> **WHAT THIS TASK INVOLVES**: Scan the entries below and extract each line with the word "xlabel" in it.

Records excerpted from a collection
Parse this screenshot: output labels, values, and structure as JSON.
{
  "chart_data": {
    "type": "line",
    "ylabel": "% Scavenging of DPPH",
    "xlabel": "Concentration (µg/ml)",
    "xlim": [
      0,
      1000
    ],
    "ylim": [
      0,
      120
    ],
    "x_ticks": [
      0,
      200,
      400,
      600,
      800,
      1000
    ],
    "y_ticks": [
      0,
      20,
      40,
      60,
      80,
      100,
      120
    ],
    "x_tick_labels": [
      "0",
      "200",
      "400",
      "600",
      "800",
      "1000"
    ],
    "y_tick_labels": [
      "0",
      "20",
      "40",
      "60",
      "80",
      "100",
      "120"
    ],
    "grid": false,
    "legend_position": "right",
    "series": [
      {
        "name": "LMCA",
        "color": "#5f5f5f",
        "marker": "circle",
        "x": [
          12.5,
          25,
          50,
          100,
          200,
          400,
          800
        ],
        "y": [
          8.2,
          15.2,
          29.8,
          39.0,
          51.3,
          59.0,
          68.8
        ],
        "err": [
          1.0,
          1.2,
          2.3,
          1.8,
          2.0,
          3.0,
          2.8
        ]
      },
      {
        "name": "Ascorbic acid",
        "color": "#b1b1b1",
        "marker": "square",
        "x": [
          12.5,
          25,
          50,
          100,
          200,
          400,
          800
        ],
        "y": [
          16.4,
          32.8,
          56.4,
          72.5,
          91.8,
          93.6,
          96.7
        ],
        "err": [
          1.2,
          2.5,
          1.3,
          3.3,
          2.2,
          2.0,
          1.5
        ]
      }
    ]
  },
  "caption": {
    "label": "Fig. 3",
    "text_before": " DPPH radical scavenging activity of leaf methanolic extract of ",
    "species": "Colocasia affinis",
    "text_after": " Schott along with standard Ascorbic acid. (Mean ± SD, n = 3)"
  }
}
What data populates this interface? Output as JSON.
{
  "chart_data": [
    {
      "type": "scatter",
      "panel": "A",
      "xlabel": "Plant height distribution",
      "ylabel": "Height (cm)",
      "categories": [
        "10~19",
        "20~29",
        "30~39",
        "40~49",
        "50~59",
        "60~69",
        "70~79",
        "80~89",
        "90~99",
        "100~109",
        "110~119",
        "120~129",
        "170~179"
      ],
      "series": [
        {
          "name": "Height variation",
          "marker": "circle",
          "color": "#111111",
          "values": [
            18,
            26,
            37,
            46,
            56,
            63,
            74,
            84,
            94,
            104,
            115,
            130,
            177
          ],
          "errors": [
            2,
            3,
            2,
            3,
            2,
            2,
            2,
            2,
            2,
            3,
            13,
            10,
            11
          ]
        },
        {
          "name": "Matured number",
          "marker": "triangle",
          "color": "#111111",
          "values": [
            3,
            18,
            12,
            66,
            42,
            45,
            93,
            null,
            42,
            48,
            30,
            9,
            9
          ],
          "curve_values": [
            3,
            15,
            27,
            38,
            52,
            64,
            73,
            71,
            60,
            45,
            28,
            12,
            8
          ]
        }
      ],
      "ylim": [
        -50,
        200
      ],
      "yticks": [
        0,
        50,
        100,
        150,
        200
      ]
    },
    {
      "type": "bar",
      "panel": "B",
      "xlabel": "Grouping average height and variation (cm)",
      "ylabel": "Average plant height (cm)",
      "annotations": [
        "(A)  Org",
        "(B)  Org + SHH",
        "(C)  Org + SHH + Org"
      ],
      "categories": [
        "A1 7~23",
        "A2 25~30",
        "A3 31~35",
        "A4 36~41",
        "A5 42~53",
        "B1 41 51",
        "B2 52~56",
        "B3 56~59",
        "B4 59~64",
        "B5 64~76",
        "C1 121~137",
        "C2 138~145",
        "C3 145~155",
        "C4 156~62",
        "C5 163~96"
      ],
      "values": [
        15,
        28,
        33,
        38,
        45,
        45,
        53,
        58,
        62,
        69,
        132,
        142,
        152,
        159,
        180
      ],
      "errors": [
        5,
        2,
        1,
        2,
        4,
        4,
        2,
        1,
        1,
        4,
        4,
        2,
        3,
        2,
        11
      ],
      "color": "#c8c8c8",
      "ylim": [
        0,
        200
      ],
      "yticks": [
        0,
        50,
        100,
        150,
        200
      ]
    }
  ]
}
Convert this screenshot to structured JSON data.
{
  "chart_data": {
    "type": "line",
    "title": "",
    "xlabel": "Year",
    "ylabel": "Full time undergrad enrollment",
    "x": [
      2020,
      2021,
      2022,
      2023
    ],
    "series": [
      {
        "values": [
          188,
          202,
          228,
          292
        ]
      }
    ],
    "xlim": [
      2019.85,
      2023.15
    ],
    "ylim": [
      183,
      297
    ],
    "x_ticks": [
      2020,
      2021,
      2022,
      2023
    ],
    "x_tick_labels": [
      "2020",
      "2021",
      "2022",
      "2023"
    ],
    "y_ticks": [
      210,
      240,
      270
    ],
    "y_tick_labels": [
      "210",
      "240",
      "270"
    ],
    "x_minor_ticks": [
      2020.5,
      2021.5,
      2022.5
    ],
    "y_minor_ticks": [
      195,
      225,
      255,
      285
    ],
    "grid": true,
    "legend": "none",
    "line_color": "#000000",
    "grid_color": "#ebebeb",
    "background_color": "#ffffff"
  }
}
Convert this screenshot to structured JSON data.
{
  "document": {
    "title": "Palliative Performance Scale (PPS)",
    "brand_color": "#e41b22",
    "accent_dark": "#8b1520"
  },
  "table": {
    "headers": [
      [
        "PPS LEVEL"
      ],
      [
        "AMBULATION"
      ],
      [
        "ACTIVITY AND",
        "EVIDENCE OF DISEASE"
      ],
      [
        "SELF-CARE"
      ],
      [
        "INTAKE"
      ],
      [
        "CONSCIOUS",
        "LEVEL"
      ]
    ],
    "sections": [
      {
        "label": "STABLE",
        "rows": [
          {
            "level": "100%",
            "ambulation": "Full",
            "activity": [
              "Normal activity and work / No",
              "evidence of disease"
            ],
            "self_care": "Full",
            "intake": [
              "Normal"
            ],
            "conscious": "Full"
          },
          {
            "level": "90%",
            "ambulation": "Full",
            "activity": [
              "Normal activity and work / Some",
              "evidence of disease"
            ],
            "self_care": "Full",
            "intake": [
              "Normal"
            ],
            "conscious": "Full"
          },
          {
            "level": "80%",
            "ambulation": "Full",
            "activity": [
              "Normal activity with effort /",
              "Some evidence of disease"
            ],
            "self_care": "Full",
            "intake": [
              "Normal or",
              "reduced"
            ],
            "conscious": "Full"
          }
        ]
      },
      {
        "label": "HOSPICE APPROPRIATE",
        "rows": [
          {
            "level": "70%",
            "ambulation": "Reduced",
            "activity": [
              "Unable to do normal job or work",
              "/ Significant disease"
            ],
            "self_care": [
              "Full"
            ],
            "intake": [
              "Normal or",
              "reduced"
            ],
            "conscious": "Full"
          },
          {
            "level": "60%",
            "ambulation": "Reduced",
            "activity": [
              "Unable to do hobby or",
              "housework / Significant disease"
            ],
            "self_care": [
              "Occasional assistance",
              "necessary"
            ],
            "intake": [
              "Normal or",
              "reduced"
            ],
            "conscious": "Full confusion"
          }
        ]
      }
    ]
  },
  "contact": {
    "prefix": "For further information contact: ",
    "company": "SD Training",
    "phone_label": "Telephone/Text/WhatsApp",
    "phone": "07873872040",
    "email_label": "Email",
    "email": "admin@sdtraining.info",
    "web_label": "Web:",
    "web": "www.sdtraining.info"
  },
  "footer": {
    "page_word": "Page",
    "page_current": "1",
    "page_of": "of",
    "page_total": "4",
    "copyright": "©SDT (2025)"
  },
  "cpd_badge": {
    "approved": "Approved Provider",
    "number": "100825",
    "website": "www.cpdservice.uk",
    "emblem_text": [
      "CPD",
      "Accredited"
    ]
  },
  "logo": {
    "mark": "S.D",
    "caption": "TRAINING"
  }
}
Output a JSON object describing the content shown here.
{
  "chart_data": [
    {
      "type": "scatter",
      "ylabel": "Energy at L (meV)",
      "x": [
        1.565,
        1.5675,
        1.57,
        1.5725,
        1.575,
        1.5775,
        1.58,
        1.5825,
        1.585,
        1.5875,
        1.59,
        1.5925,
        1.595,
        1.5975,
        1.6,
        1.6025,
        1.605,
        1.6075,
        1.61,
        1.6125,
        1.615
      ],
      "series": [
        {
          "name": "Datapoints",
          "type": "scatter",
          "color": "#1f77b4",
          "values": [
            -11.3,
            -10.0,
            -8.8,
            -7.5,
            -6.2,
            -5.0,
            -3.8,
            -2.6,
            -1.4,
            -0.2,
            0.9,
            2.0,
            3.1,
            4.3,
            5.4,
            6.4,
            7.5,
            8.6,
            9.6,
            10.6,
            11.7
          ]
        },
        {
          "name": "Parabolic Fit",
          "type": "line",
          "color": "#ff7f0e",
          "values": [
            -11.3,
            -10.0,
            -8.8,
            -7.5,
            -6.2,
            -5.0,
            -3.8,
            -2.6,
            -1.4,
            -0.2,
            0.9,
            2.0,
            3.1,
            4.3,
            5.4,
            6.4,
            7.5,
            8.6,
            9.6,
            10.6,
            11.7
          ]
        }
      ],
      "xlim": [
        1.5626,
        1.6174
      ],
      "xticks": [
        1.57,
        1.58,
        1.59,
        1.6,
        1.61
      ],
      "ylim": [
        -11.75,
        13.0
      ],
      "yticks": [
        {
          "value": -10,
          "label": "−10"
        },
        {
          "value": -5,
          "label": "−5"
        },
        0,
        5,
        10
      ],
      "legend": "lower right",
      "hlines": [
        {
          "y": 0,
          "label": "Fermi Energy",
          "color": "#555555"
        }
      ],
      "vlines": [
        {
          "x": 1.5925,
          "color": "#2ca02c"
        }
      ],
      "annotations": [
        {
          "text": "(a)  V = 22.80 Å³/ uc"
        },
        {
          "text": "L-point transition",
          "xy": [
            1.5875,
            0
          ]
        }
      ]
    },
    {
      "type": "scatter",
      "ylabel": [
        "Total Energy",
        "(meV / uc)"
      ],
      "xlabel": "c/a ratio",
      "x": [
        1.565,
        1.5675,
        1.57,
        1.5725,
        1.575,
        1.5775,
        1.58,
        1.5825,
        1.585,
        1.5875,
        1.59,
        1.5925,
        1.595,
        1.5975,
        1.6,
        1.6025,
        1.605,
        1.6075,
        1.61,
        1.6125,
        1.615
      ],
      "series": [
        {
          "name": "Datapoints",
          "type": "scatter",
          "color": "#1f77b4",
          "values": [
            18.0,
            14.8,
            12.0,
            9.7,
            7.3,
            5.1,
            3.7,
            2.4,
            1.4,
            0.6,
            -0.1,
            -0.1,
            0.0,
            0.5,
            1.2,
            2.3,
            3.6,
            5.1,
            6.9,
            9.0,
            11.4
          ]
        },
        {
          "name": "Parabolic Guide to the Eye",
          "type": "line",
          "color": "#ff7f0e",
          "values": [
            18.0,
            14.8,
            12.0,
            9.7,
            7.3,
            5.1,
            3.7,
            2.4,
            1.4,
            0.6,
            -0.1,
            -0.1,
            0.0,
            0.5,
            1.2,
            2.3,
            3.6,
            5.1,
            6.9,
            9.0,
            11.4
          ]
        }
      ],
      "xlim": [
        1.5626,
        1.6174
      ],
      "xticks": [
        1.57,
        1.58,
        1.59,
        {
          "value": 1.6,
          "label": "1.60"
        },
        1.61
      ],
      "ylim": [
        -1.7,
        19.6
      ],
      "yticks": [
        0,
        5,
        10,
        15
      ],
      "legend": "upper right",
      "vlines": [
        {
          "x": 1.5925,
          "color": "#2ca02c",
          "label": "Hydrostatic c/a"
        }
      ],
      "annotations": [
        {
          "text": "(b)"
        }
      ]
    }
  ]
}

> **FINAL ANSWER**:
    "xlabel": "Concentration (µg/ml)",
      "xlabel": "Plant height distribution",
      "xlabel": "Grouping average height and variation (cm)",
    "xlabel": "Year",
      "xlabel": "c/a ratio",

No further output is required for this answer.